───── DATA SHOWN

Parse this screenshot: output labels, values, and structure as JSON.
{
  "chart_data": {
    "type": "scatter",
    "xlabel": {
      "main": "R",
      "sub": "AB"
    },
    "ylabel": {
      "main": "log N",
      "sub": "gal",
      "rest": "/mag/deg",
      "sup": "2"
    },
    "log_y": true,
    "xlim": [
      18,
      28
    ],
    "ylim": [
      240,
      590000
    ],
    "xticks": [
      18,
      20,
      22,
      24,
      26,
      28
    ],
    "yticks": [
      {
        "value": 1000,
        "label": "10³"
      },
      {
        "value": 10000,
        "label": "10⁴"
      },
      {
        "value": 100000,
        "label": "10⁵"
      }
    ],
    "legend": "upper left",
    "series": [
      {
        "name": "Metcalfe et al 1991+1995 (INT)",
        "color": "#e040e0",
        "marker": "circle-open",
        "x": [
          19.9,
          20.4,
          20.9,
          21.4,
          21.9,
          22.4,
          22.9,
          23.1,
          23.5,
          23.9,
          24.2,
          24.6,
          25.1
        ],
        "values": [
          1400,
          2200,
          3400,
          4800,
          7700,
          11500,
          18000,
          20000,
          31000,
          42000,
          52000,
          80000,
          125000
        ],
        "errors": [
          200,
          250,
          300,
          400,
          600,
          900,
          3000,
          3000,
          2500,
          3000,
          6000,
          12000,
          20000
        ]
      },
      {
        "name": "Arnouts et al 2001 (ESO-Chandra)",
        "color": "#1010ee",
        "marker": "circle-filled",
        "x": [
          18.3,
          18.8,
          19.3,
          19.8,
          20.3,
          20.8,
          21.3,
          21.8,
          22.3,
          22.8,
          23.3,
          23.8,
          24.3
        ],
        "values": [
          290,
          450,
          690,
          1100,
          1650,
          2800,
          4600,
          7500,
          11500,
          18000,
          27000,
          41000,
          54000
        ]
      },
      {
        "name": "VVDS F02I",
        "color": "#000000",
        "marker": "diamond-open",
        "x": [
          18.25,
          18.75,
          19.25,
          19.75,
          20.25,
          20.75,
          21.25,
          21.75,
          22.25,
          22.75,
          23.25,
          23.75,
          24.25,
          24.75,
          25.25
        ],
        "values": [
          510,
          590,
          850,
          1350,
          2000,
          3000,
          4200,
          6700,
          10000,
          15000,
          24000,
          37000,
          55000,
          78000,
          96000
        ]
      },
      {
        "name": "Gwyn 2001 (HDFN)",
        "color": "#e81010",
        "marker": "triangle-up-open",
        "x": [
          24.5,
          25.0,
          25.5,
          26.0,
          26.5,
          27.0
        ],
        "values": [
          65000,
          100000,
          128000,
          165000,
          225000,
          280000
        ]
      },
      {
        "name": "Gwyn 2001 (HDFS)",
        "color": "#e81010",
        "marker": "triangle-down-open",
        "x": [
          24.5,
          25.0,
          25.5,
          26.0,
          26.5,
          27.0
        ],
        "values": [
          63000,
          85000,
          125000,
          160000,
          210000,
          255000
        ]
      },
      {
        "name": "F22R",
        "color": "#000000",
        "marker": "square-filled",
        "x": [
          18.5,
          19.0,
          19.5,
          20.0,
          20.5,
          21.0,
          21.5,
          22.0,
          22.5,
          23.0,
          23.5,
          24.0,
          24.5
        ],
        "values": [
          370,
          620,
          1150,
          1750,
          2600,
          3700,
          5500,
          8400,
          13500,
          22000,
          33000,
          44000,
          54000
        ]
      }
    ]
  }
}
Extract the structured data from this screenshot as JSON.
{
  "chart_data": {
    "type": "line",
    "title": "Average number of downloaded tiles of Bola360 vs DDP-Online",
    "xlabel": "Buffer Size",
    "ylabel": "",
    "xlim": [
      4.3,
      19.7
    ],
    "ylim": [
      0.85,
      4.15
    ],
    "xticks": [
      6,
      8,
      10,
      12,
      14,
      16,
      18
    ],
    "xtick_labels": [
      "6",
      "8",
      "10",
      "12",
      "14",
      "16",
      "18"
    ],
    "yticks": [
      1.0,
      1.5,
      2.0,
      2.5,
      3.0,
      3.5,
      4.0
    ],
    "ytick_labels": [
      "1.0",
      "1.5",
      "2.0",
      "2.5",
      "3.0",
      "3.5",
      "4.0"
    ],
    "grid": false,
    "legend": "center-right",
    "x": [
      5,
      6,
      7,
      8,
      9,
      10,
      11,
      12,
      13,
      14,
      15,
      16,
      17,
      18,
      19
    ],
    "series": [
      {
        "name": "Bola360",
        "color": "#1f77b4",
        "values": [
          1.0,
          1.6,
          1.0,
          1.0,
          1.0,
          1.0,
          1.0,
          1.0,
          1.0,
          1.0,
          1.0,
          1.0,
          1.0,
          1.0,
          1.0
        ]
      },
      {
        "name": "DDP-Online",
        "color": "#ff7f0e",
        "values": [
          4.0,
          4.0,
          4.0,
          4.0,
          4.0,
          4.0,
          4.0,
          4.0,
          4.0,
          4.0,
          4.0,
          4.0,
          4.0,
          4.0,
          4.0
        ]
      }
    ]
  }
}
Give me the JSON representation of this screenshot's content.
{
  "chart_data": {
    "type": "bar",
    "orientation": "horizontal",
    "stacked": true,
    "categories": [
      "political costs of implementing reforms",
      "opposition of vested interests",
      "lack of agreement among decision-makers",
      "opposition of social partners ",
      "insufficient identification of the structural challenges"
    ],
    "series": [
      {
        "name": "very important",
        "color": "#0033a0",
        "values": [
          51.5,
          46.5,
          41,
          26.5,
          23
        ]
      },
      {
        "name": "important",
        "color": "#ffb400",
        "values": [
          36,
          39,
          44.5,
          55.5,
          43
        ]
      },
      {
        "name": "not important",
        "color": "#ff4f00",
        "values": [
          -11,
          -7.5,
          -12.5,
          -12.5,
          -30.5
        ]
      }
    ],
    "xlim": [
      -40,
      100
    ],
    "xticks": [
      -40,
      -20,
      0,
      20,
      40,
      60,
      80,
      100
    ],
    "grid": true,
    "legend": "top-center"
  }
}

──────────

Produce a verbatim transcription of the entries above.

Parse this screenshot: output labels, values, and structure as JSON.
{
  "chart_data": {
    "type": "scatter",
    "xlabel": {
      "main": "R",
      "sub": "AB"
    },
    "ylabel": {
      "main": "log N",
      "sub": "gal",
      "rest": "/mag/deg",
      "sup": "2"
    },
    "log_y": true,
    "xlim": [
      18,
      28
    ],
    "ylim": [
      240,
      590000
    ],
    "xticks": [
      18,
      20,
      22,
      24,
      26,
      28
    ],
    "yticks": [
      {
        "value": 1000,
        "label": "10³"
      },
      {
        "value": 10000,
        "label": "10⁴"
      },
      {
        "value": 100000,
        "label": "10⁵"
      }
    ],
    "legend": "upper left",
    "series": [
      {
        "name": "Metcalfe et al 1991+1995 (INT)",
        "color": "#e040e0",
        "marker": "circle-open",
        "x": [
          19.9,
          20.4,
          20.9,
          21.4,
          21.9,
          22.4,
          22.9,
          23.1,
          23.5,
          23.9,
          24.2,
          24.6,
          25.1
        ],
        "values": [
          1400,
          2200,
          3400,
          4800,
          7700,
          11500,
          18000,
          20000,
          31000,
          42000,
          52000,
          80000,
          125000
        ],
        "errors": [
          200,
          250,
          300,
          400,
          600,
          900,
          3000,
          3000,
          2500,
          3000,
          6000,
          12000,
          20000
        ]
      },
      {
        "name": "Arnouts et al 2001 (ESO-Chandra)",
        "color": "#1010ee",
        "marker": "circle-filled",
        "x": [
          18.3,
          18.8,
          19.3,
          19.8,
          20.3,
          20.8,
          21.3,
          21.8,
          22.3,
          22.8,
          23.3,
          23.8,
          24.3
        ],
        "values": [
          290,
          450,
          690,
          1100,
          1650,
          2800,
          4600,
          7500,
          11500,
          18000,
          27000,
          41000,
          54000
        ]
      },
      {
        "name": "VVDS F02I",
        "color": "#000000",
        "marker": "diamond-open",
        "x": [
          18.25,
          18.75,
          19.25,
          19.75,
          20.25,
          20.75,
          21.25,
          21.75,
          22.25,
          22.75,
          23.25,
          23.75,
          24.25,
          24.75,
          25.25
        ],
        "values": [
          510,
          590,
          850,
          1350,
          2000,
          3000,
          4200,
          6700,
          10000,
          15000,
          24000,
          37000,
          55000,
          78000,
          96000
        ]
      },
      {
        "name": "Gwyn 2001 (HDFN)",
        "color": "#e81010",
        "marker": "triangle-up-open",
        "x": [
          24.5,
          25.0,
          25.5,
          26.0,
          26.5,
          27.0
        ],
        "values": [
          65000,
          100000,
          128000,
          165000,
          225000,
          280000
        ]
      },
      {
        "name": "Gwyn 2001 (HDFS)",
        "color": "#e81010",
        "marker": "triangle-down-open",
        "x": [
          24.5,
          25.0,
          25.5,
          26.0,
          26.5,
          27.0
        ],
        "values": [
          63000,
          85000,
          125000,
          160000,
          210000,
          255000
        ]
      },
      {
        "name": "F22R",
        "color": "#000000",
        "marker": "square-filled",
        "x": [
          18.5,
          19.0,
          19.5,
          20.0,
          20.5,
          21.0,
          21.5,
          22.0,
          22.5,
          23.0,
          23.5,
          24.0,
          24.5
        ],
        "values": [
          370,
          620,
          1150,
          1750,
          2600,
          3700,
          5500,
          8400,
          13500,
          22000,
          33000,
          44000,
          54000
        ]
      }
    ]
  }
}
Extract the structured data from this screenshot as JSON.
{
  "chart_data": {
    "type": "line",
    "title": "Average number of downloaded tiles of Bola360 vs DDP-Online",
    "xlabel": "Buffer Size",
    "ylabel": "",
    "xlim": [
      4.3,
      19.7
    ],
    "ylim": [
      0.85,
      4.15
    ],
    "xticks": [
      6,
      8,
      10,
      12,
      14,
      16,
      18
    ],
    "xtick_labels": [
      "6",
      "8",
      "10",
      "12",
      "14",
      "16",
      "18"
    ],
    "yticks": [
      1.0,
      1.5,
      2.0,
      2.5,
      3.0,
      3.5,
      4.0
    ],
    "ytick_labels": [
      "1.0",
      "1.5",
      "2.0",
      "2.5",
      "3.0",
      "3.5",
      "4.0"
    ],
    "grid": false,
    "legend": "center-right",
    "x": [
      5,
      6,
      7,
      8,
      9,
      10,
      11,
      12,
      13,
      14,
      15,
      16,
      17,
      18,
      19
    ],
    "series": [
      {
        "name": "Bola360",
        "color": "#1f77b4",
        "values": [
          1.0,
          1.6,
          1.0,
          1.0,
          1.0,
          1.0,
          1.0,
          1.0,
          1.0,
          1.0,
          1.0,
          1.0,
          1.0,
          1.0,
          1.0
        ]
      },
      {
        "name": "DDP-Online",
        "color": "#ff7f0e",
        "values": [
          4.0,
          4.0,
          4.0,
          4.0,
          4.0,
          4.0,
          4.0,
          4.0,
          4.0,
          4.0,
          4.0,
          4.0,
          4.0,
          4.0,
          4.0
        ]
      }
    ]
  }
}
Give me the JSON representation of this screenshot's content.
{
  "chart_data": {
    "type": "bar",
    "orientation": "horizontal",
    "stacked": true,
    "categories": [
      "political costs of implementing reforms",
      "opposition of vested interests",
      "lack of agreement among decision-makers",
      "opposition of social partners ",
      "insufficient identification of the structural challenges"
    ],
    "series": [
      {
        "name": "very important",
        "color": "#0033a0",
        "values": [
          51.5,
          46.5,
          41,
          26.5,
          23
        ]
      },
      {
        "name": "important",
        "color": "#ffb400",
        "values": [
          36,
          39,
          44.5,
          55.5,
          43
        ]
      },
      {
        "name": "not important",
        "color": "#ff4f00",
        "values": [
          -11,
          -7.5,
          -12.5,
          -12.5,
          -30.5
        ]
      }
    ],
    "xlim": [
      -40,
      100
    ],
    "xticks": [
      -40,
      -20,
      0,
      20,
      40,
      60,
      80,
      100
    ],
    "grid": true,
    "legend": "top-center"
  }
}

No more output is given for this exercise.